───── Task inputs ─────
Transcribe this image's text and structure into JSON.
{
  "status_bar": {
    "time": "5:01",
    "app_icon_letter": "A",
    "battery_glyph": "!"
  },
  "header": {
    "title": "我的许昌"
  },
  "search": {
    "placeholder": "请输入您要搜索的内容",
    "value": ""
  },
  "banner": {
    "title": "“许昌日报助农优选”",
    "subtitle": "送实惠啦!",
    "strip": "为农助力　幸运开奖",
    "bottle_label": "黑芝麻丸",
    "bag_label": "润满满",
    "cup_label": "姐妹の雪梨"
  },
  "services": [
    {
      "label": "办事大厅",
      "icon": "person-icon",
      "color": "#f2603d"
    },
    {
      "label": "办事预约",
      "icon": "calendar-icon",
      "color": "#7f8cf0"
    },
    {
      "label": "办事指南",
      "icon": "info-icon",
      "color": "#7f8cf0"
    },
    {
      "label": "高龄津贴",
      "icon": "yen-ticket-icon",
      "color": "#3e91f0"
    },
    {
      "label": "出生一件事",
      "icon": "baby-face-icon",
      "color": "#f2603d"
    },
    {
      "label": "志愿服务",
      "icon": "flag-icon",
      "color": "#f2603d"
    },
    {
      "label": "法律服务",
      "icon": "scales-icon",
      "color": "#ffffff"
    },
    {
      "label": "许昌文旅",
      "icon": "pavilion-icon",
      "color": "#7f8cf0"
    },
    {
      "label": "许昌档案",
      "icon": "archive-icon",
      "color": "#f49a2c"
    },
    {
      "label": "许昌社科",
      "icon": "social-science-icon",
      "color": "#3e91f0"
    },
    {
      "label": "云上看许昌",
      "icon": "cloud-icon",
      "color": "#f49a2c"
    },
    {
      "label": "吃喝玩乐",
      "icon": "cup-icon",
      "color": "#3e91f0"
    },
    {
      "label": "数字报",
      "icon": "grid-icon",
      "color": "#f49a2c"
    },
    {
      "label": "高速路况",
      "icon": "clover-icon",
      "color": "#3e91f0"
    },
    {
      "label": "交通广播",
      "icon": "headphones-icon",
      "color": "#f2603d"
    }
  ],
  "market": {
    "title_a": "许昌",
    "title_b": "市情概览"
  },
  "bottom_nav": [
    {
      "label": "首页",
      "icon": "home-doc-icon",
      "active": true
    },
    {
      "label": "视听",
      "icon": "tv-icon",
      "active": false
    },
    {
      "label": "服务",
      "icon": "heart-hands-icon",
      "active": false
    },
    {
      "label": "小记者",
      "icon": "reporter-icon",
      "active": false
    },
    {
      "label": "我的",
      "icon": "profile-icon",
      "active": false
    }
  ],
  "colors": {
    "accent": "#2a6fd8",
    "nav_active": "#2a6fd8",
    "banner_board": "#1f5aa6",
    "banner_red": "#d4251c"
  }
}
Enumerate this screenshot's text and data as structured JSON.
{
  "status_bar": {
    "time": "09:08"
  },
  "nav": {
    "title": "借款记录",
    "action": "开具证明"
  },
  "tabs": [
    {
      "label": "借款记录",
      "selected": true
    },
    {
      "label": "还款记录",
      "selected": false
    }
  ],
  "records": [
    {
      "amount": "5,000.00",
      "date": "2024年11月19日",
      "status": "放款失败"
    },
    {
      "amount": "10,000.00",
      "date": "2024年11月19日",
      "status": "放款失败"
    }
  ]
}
─────
» **Aim of the exercise**: Return each line among the entries that holds the word "this".

» **The solution**:
Transcribe this image's text and structure into JSON.
Enumerate this screenshot's text and data as structured JSON.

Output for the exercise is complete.